§ Job
Every record must be repeated exactly, with no omission.

━━━ Given data ━━━

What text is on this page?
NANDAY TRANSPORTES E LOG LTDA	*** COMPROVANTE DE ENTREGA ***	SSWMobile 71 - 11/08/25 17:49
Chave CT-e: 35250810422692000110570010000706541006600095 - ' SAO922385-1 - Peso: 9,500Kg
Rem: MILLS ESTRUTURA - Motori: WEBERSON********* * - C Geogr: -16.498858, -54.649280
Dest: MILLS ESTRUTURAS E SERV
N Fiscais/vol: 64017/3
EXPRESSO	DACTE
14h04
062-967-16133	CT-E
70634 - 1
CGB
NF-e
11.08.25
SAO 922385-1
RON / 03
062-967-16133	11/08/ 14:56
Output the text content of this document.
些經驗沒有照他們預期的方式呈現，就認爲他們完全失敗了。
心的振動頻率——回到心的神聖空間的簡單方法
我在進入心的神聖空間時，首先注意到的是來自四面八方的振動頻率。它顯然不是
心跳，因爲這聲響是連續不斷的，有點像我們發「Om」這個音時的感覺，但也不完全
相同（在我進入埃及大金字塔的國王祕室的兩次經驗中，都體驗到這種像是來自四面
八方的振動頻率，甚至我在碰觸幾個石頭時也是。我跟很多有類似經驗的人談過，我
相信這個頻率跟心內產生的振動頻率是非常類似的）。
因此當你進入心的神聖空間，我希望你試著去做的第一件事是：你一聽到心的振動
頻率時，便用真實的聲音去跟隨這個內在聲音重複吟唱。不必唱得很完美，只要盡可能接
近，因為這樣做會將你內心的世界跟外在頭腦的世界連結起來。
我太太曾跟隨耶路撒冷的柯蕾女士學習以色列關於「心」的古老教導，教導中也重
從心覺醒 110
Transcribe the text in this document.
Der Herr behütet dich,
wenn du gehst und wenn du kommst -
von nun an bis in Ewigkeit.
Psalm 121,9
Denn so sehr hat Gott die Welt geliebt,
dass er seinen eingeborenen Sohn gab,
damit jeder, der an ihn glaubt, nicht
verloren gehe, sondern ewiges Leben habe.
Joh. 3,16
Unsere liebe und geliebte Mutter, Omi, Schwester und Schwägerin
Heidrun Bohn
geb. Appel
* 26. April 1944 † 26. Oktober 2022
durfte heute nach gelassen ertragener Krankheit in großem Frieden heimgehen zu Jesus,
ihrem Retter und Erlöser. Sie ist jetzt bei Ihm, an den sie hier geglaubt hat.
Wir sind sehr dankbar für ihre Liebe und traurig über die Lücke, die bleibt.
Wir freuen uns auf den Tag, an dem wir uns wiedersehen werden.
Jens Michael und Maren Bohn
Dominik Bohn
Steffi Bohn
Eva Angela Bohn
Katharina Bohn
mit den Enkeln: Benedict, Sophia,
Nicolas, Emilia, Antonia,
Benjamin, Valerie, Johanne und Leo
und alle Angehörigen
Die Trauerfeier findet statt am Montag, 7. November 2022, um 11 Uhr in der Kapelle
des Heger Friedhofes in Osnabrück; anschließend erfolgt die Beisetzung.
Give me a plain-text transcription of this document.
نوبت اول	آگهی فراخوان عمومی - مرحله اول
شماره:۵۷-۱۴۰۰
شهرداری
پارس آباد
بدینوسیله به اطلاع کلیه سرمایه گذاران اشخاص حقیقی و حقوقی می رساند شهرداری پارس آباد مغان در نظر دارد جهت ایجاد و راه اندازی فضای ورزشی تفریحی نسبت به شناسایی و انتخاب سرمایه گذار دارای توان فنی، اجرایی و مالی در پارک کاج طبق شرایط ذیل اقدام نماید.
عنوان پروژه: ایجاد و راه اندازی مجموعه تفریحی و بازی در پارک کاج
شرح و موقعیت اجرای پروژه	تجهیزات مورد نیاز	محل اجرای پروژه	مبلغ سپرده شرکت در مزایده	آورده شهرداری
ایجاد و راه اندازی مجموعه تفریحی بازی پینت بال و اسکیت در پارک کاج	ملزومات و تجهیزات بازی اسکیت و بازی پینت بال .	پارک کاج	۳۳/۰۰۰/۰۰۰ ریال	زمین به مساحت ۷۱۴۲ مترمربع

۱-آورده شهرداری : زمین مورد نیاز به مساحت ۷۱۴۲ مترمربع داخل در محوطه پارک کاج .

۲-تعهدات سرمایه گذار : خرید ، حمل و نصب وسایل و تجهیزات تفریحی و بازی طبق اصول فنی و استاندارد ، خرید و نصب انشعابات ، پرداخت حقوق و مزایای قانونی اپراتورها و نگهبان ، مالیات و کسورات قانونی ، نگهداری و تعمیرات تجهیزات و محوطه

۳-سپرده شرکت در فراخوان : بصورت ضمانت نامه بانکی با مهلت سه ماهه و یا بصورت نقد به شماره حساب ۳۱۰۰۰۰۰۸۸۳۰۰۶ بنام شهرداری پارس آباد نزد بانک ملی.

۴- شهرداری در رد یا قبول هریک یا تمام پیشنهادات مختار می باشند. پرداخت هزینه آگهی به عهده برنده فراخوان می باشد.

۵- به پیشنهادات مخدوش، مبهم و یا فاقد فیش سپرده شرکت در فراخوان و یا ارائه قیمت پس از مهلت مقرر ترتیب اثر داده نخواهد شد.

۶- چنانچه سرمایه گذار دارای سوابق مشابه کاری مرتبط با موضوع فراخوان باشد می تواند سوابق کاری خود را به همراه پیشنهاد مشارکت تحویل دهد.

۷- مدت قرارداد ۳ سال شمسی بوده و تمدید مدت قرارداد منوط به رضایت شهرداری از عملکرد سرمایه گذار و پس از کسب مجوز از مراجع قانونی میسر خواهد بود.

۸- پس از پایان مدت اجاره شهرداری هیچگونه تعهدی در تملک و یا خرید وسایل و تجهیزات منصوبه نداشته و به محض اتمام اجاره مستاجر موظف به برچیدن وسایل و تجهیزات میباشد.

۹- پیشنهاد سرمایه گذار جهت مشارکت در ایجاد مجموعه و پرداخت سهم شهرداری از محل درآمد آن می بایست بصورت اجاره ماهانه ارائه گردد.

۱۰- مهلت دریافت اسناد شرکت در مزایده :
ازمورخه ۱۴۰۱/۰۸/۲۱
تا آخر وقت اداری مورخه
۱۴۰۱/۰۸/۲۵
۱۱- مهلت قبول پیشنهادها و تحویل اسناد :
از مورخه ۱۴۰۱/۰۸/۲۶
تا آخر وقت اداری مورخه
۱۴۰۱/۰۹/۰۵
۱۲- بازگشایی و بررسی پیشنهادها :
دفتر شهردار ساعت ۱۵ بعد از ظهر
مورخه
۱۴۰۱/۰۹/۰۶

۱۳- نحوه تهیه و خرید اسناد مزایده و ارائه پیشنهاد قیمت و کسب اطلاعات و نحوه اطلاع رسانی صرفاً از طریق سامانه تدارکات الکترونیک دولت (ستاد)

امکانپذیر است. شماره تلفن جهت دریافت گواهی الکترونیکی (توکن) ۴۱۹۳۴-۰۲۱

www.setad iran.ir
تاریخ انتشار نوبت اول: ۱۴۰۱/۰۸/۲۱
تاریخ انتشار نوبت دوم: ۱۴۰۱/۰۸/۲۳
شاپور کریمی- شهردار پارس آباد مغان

━━━

§ Answer for this exercise
What text is on this page?
NANDAY TRANSPORTES E LOG LTDA	*** COMPROVANTE DE ENTREGA ***	SSWMobile 71 - 11/08/25 17:49
Chave CT-e: 35250810422692000110570010000706541006600095 - ' SAO922385-1 - Peso: 9,500Kg
Rem: MILLS ESTRUTURA - Motori: WEBERSON********* * - C Geogr: -16.498858, -54.649280
Dest: MILLS ESTRUTURAS E SERV
N Fiscais/vol: 64017/3
EXPRESSO	DACTE
14h04
062-967-16133	CT-E
70634 - 1
CGB
NF-e
11.08.25
SAO 922385-1
RON / 03
062-967-16133	11/08/ 14:56
Output the text content of this document.
些經驗沒有照他們預期的方式呈現，就認爲他們完全失敗了。
心的振動頻率——回到心的神聖空間的簡單方法
我在進入心的神聖空間時，首先注意到的是來自四面八方的振動頻率。它顯然不是
心跳，因爲這聲響是連續不斷的，有點像我們發「Om」這個音時的感覺，但也不完全
相同（在我進入埃及大金字塔的國王祕室的兩次經驗中，都體驗到這種像是來自四面
八方的振動頻率，甚至我在碰觸幾個石頭時也是。我跟很多有類似經驗的人談過，我
相信這個頻率跟心內產生的振動頻率是非常類似的）。
因此當你進入心的神聖空間，我希望你試著去做的第一件事是：你一聽到心的振動
頻率時，便用真實的聲音去跟隨這個內在聲音重複吟唱。不必唱得很完美，只要盡可能接
近，因為這樣做會將你內心的世界跟外在頭腦的世界連結起來。
我太太曾跟隨耶路撒冷的柯蕾女士學習以色列關於「心」的古老教導，教導中也重
從心覺醒 110
Transcribe the text in this document.
Der Herr behütet dich,
wenn du gehst und wenn du kommst -
von nun an bis in Ewigkeit.
Psalm 121,9
Denn so sehr hat Gott die Welt geliebt,
dass er seinen eingeborenen Sohn gab,
damit jeder, der an ihn glaubt, nicht
verloren gehe, sondern ewiges Leben habe.
Joh. 3,16
Unsere liebe und geliebte Mutter, Omi, Schwester und Schwägerin
Heidrun Bohn
geb. Appel
* 26. April 1944 † 26. Oktober 2022
durfte heute nach gelassen ertragener Krankheit in großem Frieden heimgehen zu Jesus,
ihrem Retter und Erlöser. Sie ist jetzt bei Ihm, an den sie hier geglaubt hat.
Wir sind sehr dankbar für ihre Liebe und traurig über die Lücke, die bleibt.
Wir freuen uns auf den Tag, an dem wir uns wiedersehen werden.
Jens Michael und Maren Bohn
Dominik Bohn
Steffi Bohn
Eva Angela Bohn
Katharina Bohn
mit den Enkeln: Benedict, Sophia,
Nicolas, Emilia, Antonia,
Benjamin, Valerie, Johanne und Leo
und alle Angehörigen
Die Trauerfeier findet statt am Montag, 7. November 2022, um 11 Uhr in der Kapelle
des Heger Friedhofes in Osnabrück; anschließend erfolgt die Beisetzung.
Give me a plain-text transcription of this document.
نوبت اول	آگهی فراخوان عمومی - مرحله اول
شماره:۵۷-۱۴۰۰
شهرداری
پارس آباد
بدینوسیله به اطلاع کلیه سرمایه گذاران اشخاص حقیقی و حقوقی می رساند شهرداری پارس آباد مغان در نظر دارد جهت ایجاد و راه اندازی فضای ورزشی تفریحی نسبت به شناسایی و انتخاب سرمایه گذار دارای توان فنی، اجرایی و مالی در پارک کاج طبق شرایط ذیل اقدام نماید.
عنوان پروژه: ایجاد و راه اندازی مجموعه تفریحی و بازی در پارک کاج
شرح و موقعیت اجرای پروژه	تجهیزات مورد نیاز	محل اجرای پروژه	مبلغ سپرده شرکت در مزایده	آورده شهرداری
ایجاد و راه اندازی مجموعه تفریحی بازی پینت بال و اسکیت در پارک کاج	ملزومات و تجهیزات بازی اسکیت و بازی پینت بال .	پارک کاج	۳۳/۰۰۰/۰۰۰ ریال	زمین به مساحت ۷۱۴۲ مترمربع

۱-آورده شهرداری : زمین مورد نیاز به مساحت ۷۱۴۲ مترمربع داخل در محوطه پارک کاج .

۲-تعهدات سرمایه گذار : خرید ، حمل و نصب وسایل و تجهیزات تفریحی و بازی طبق اصول فنی و استاندارد ، خرید و نصب انشعابات ، پرداخت حقوق و مزایای قانونی اپراتورها و نگهبان ، مالیات و کسورات قانونی ، نگهداری و تعمیرات تجهیزات و محوطه

۳-سپرده شرکت در فراخوان : بصورت ضمانت نامه بانکی با مهلت سه ماهه و یا بصورت نقد به شماره حساب ۳۱۰۰۰۰۰۸۸۳۰۰۶ بنام شهرداری پارس آباد نزد بانک ملی.

۴- شهرداری در رد یا قبول هریک یا تمام پیشنهادات مختار می باشند. پرداخت هزینه آگهی به عهده برنده فراخوان می باشد.

۵- به پیشنهادات مخدوش، مبهم و یا فاقد فیش سپرده شرکت در فراخوان و یا ارائه قیمت پس از مهلت مقرر ترتیب اثر داده نخواهد شد.

۶- چنانچه سرمایه گذار دارای سوابق مشابه کاری مرتبط با موضوع فراخوان باشد می تواند سوابق کاری خود را به همراه پیشنهاد مشارکت تحویل دهد.

۷- مدت قرارداد ۳ سال شمسی بوده و تمدید مدت قرارداد منوط به رضایت شهرداری از عملکرد سرمایه گذار و پس از کسب مجوز از مراجع قانونی میسر خواهد بود.

۸- پس از پایان مدت اجاره شهرداری هیچگونه تعهدی در تملک و یا خرید وسایل و تجهیزات منصوبه نداشته و به محض اتمام اجاره مستاجر موظف به برچیدن وسایل و تجهیزات میباشد.

۹- پیشنهاد سرمایه گذار جهت مشارکت در ایجاد مجموعه و پرداخت سهم شهرداری از محل درآمد آن می بایست بصورت اجاره ماهانه ارائه گردد.

۱۰- مهلت دریافت اسناد شرکت در مزایده :
ازمورخه ۱۴۰۱/۰۸/۲۱
تا آخر وقت اداری مورخه
۱۴۰۱/۰۸/۲۵
۱۱- مهلت قبول پیشنهادها و تحویل اسناد :
از مورخه ۱۴۰۱/۰۸/۲۶
تا آخر وقت اداری مورخه
۱۴۰۱/۰۹/۰۵
۱۲- بازگشایی و بررسی پیشنهادها :
دفتر شهردار ساعت ۱۵ بعد از ظهر
مورخه
۱۴۰۱/۰۹/۰۶

۱۳- نحوه تهیه و خرید اسناد مزایده و ارائه پیشنهاد قیمت و کسب اطلاعات و نحوه اطلاع رسانی صرفاً از طریق سامانه تدارکات الکترونیک دولت (ستاد)

امکانپذیر است. شماره تلفن جهت دریافت گواهی الکترونیکی (توکن) ۴۱۹۳۴-۰۲۱

www.setad iran.ir
تاریخ انتشار نوبت اول: ۱۴۰۱/۰۸/۲۱
تاریخ انتشار نوبت دوم: ۱۴۰۱/۰۸/۲۳
شاپور کریمی- شهردار پارس آباد مغان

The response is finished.